Dataset rows
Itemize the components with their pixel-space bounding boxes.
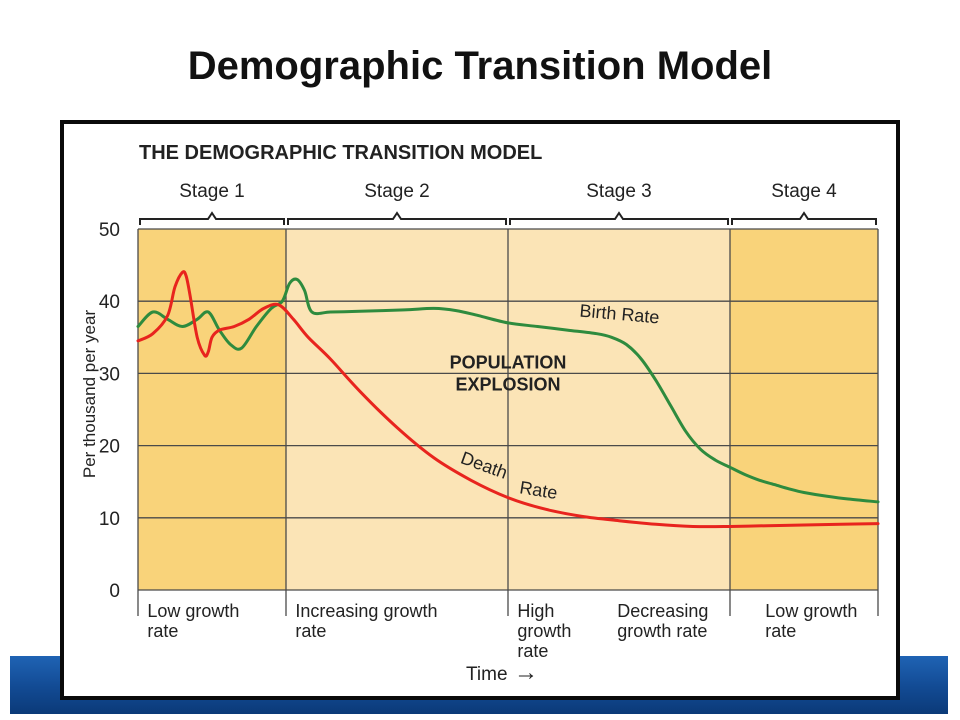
y-tick-labels: 0 10 20 30 40 50 [99, 220, 120, 602]
stage-4-note: Low growth [765, 601, 857, 621]
stage-3-note: High [517, 601, 554, 621]
stage-2-background [286, 229, 508, 590]
series-line-birth-rate [136, 277, 880, 504]
stage-3-note: rate [517, 641, 548, 661]
stage-3-note: growth rate [617, 621, 707, 641]
stage-3-note: growth [517, 621, 571, 641]
y-tick-label: 0 [109, 581, 120, 602]
chart-title: THE DEMOGRAPHIC TRANSITION MODEL [139, 142, 542, 164]
chart-svg: THE DEMOGRAPHIC TRANSITION MODEL Stage 1… [80, 142, 880, 686]
stage-1-label: Stage 1 [179, 181, 245, 202]
y-tick-label: 30 [99, 364, 120, 385]
stage-2-note: rate [295, 621, 326, 641]
stage-backgrounds [138, 229, 878, 590]
stage-3-background [508, 229, 730, 590]
stage-2-brace [287, 211, 507, 225]
y-tick-label: 50 [99, 220, 120, 241]
stage-2-label: Stage 2 [364, 181, 430, 202]
stage-1-note: rate [147, 621, 178, 641]
y-tick-label: 20 [99, 437, 120, 458]
stage-1-background [138, 229, 286, 590]
stage-4-brace [731, 211, 877, 225]
stage-1-brace [139, 211, 285, 225]
stage-2-note: Increasing growth [295, 601, 437, 621]
stage-4-background [730, 229, 878, 590]
x-axis-label: Time [466, 664, 508, 685]
series-line-death-rate [136, 270, 880, 529]
stage-3-brace [509, 211, 729, 225]
y-tick-label: 10 [99, 509, 120, 530]
slide-title: Demographic Transition Model [187, 44, 773, 88]
stage-4-label: Stage 4 [771, 181, 837, 202]
stage-3-note: Decreasing [617, 601, 708, 621]
chart-figure: THE DEMOGRAPHIC TRANSITION MODEL Stage 1… [60, 120, 900, 700]
x-axis-arrow-icon: → [514, 659, 538, 686]
stage-headers: Stage 1 Stage 2 Stage 3 Stage 4 [139, 181, 877, 225]
annotation-population-explosion: POPULATION [450, 352, 567, 372]
y-tick-label: 40 [99, 292, 120, 313]
data-series [136, 270, 880, 529]
annotation-population-explosion: EXPLOSION [455, 375, 560, 395]
y-axis-label: Per thousand per year [80, 310, 99, 479]
grid-lines [137, 228, 879, 616]
stage-3-label: Stage 3 [586, 181, 652, 202]
stage-4-note: rate [765, 621, 796, 641]
stage-1-note: Low growth [147, 601, 239, 621]
x-axis-label-group: Time → [466, 659, 538, 686]
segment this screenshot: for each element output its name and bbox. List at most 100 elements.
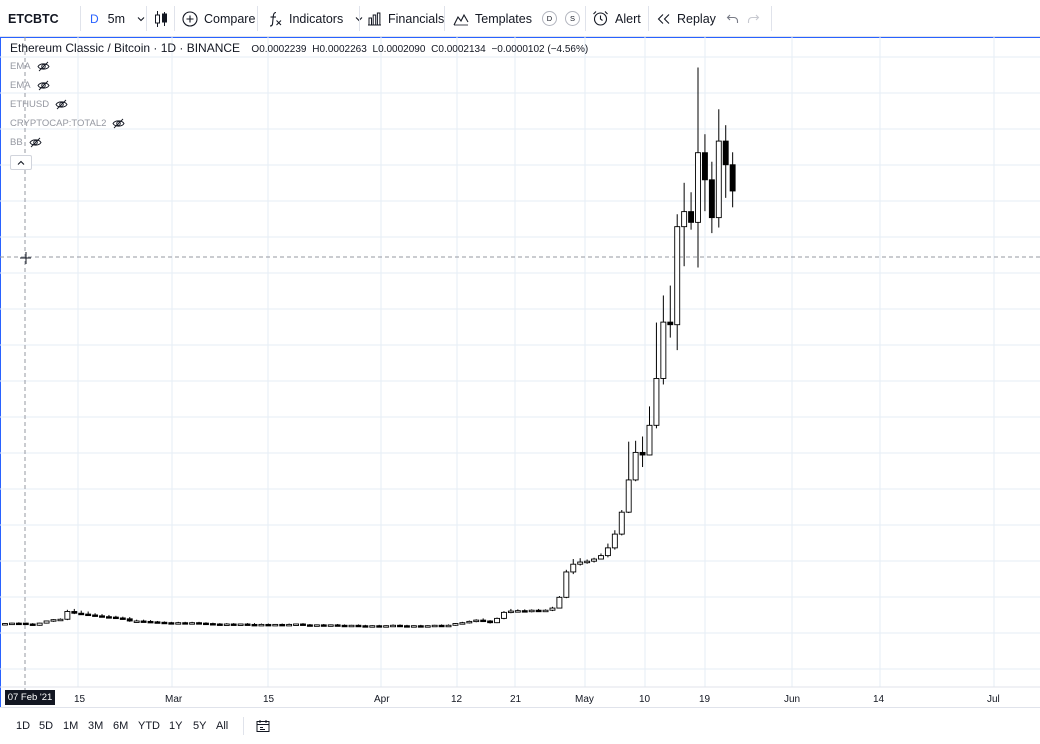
range-1y-button[interactable]: 1Y <box>169 720 183 732</box>
financials-button[interactable]: Financials <box>367 0 444 37</box>
date-range-button[interactable] <box>256 708 270 744</box>
candle <box>632 440 639 482</box>
ohlc-values: O0.0002239 H0.0002263 L0.0002090 C0.0002… <box>251 44 588 55</box>
series-legend[interactable]: Ethereum Classic / Bitcoin · 1D · BINANC… <box>10 41 588 55</box>
range-6m-button[interactable]: 6M <box>113 720 129 732</box>
candle-body <box>535 609 542 613</box>
candle-body <box>64 611 71 620</box>
candle <box>410 625 417 628</box>
candle <box>265 623 272 627</box>
undo-button[interactable] <box>726 0 739 37</box>
candle <box>313 624 320 627</box>
candle-body <box>265 623 272 627</box>
time-axis-label: Mar <box>165 694 183 705</box>
candle-body <box>313 624 320 627</box>
candle <box>521 609 528 613</box>
candle <box>209 622 216 626</box>
candle <box>196 621 202 625</box>
range-3m-button[interactable]: 3M <box>88 720 104 732</box>
badge-s[interactable]: S <box>564 11 580 26</box>
candle <box>2 623 8 626</box>
templates-label: Templates <box>475 11 532 26</box>
chart-type-button[interactable] <box>154 0 168 37</box>
candle-body <box>140 620 147 623</box>
candle <box>355 624 362 628</box>
range-all-button[interactable]: All <box>216 720 229 732</box>
range-ytd-button[interactable]: YTD <box>138 720 160 732</box>
candle <box>286 623 293 627</box>
candle-body <box>577 561 584 565</box>
replay-button[interactable]: Replay <box>657 0 716 37</box>
indicator-row[interactable]: BB <box>10 137 42 148</box>
close-label: C <box>431 44 439 55</box>
candle-body <box>71 611 78 614</box>
indicator-label: EMA <box>10 61 31 72</box>
candle <box>36 622 43 626</box>
candle <box>611 530 618 550</box>
range-1m-button[interactable]: 1M <box>63 720 79 732</box>
candle-body <box>189 622 196 625</box>
price-chart[interactable] <box>0 37 1040 707</box>
candle <box>306 623 313 627</box>
candle-body <box>438 624 445 628</box>
candle-body <box>133 620 140 623</box>
toolbar-divider <box>80 6 81 31</box>
candle-body <box>646 424 653 456</box>
candle <box>78 610 85 616</box>
eye-hidden-icon[interactable] <box>55 99 68 110</box>
badge-d[interactable]: D <box>541 11 557 26</box>
interval-button[interactable]: D 5m <box>90 0 145 37</box>
alert-button[interactable]: Alert <box>592 0 641 37</box>
candle <box>417 624 424 628</box>
symbol-search-button[interactable]: ETCBTC <box>8 11 59 26</box>
indicator-row[interactable]: CRYPTOCAP:TOTAL2 <box>10 118 125 129</box>
toolbar-divider <box>257 6 258 31</box>
candle <box>189 621 196 625</box>
candle-body <box>667 321 674 326</box>
compare-button[interactable]: Compare <box>182 0 255 37</box>
candle <box>701 134 708 212</box>
candle <box>591 557 597 563</box>
candle-body <box>92 614 99 617</box>
candle-body <box>591 558 597 562</box>
candle-body <box>161 621 168 625</box>
toolbar-divider <box>359 6 360 31</box>
crosshair-date-label: 07 Feb '21 <box>5 690 55 705</box>
candle-body <box>175 622 182 625</box>
templates-button[interactable]: Templates D S <box>453 0 580 37</box>
range-5d-button[interactable]: 5D <box>39 720 54 732</box>
candle <box>549 606 556 612</box>
toolbar-divider <box>444 6 445 31</box>
candle-body <box>57 618 64 622</box>
candle <box>383 625 390 628</box>
indicator-label: EMA <box>10 80 31 91</box>
eye-hidden-icon[interactable] <box>37 61 50 72</box>
toolbar-divider <box>146 6 147 31</box>
candle-body <box>521 610 528 613</box>
chart-pane[interactable] <box>0 37 1040 707</box>
candle <box>293 623 300 626</box>
indicator-row[interactable]: EMA <box>10 61 50 72</box>
range-1d-button[interactable]: 1D <box>16 720 31 732</box>
candle-body <box>424 625 431 628</box>
indicators-button[interactable]: Indicators <box>267 0 363 37</box>
legend-collapse-button[interactable] <box>10 155 32 170</box>
candle <box>203 622 209 626</box>
candle-body <box>376 625 383 628</box>
candle-body <box>618 511 625 535</box>
redo-button[interactable] <box>747 0 760 37</box>
eye-hidden-icon[interactable] <box>37 80 50 91</box>
interval-prefix: D <box>90 11 99 26</box>
candle-body <box>286 623 293 627</box>
toolbar-divider <box>585 6 586 31</box>
eye-hidden-icon[interactable] <box>29 137 42 148</box>
range-5y-button[interactable]: 5Y <box>193 720 207 732</box>
candle-body <box>466 620 473 624</box>
indicator-row[interactable]: EMA <box>10 80 50 91</box>
candle-body <box>182 622 189 625</box>
indicator-row[interactable]: ETHUSD <box>10 99 68 110</box>
eye-hidden-icon[interactable] <box>112 118 125 129</box>
time-axis-label: 12 <box>451 694 463 705</box>
candle-body <box>494 617 500 624</box>
candle <box>570 559 577 575</box>
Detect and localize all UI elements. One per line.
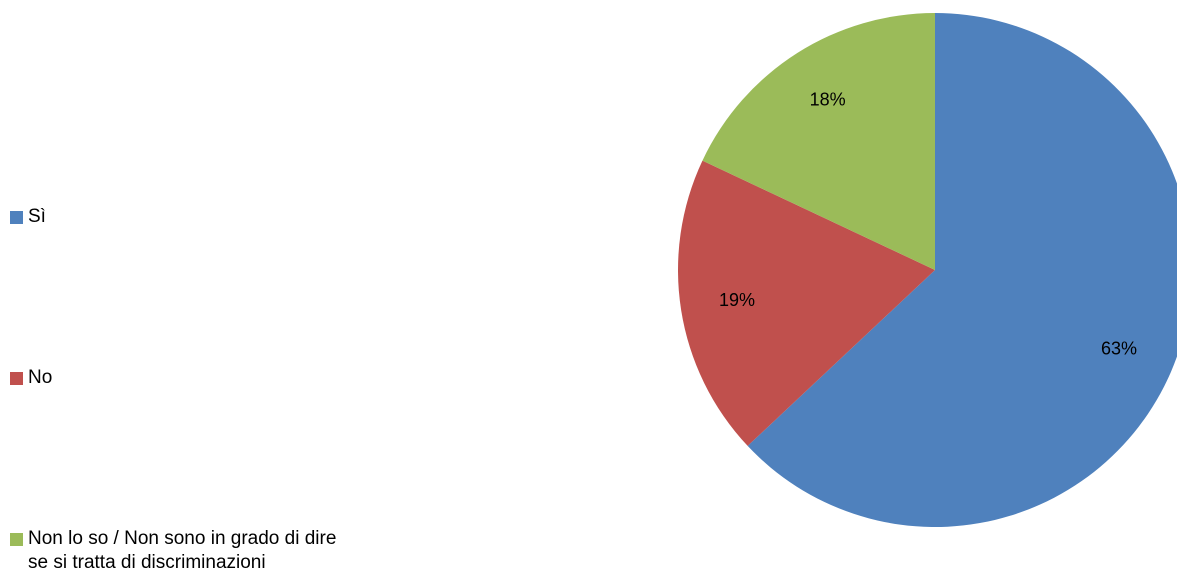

▶ **GIVEN EXERCISE**
Recast the lines above as a numbered list, starting at the line that contains "range-1y-button[interactable]: 1Y <box>169" and ending at the line that contains "candle <box>355 624 362 628</box>", with blank lines left out.

▶ **ANSWER TO THE PROBLEM**
1. range-1y-button[interactable]: 1Y <box>169 720 183 732</box>
2. financials-button[interactable]: Financials <box>367 0 444 37</box>
3. date-range-button[interactable] <box>256 708 270 744</box>
4. candle <box>632 440 639 482</box>
5. ohlc-values: O0.0002239 H0.0002263 L0.0002090 C0.0002… <box>251 44 588 55</box>
6. series-legend[interactable]: Ethereum Classic / Bitcoin · 1D · BINANC… <box>10 41 588 55</box>
7. range-6m-button[interactable]: 6M <box>113 720 129 732</box>
8. candle-body <box>535 609 542 613</box>
9. candle-body <box>64 611 71 620</box>
10. candle <box>410 625 417 628</box>
11. candle <box>265 623 272 627</box>
12. undo-button[interactable] <box>726 0 739 37</box>
13. candle <box>313 624 320 627</box>
14. candle-body <box>265 623 272 627</box>
15. time-axis-label: Mar <box>165 694 183 705</box>
16. candle-body <box>313 624 320 627</box>
17. candle <box>521 609 528 613</box>
18. candle <box>209 622 216 626</box>
19. candle <box>196 621 202 625</box>
20. range-3m-button[interactable]: 3M <box>88 720 104 732</box>
21. badge-s[interactable]: S <box>564 11 580 26</box>
22. candle <box>2 623 8 626</box>
23. templates-label: Templates <box>475 11 532 26</box>
24. chart-type-button[interactable] <box>154 0 168 37</box>
25. candle-body <box>140 620 147 623</box>
26. candle <box>355 624 362 628</box>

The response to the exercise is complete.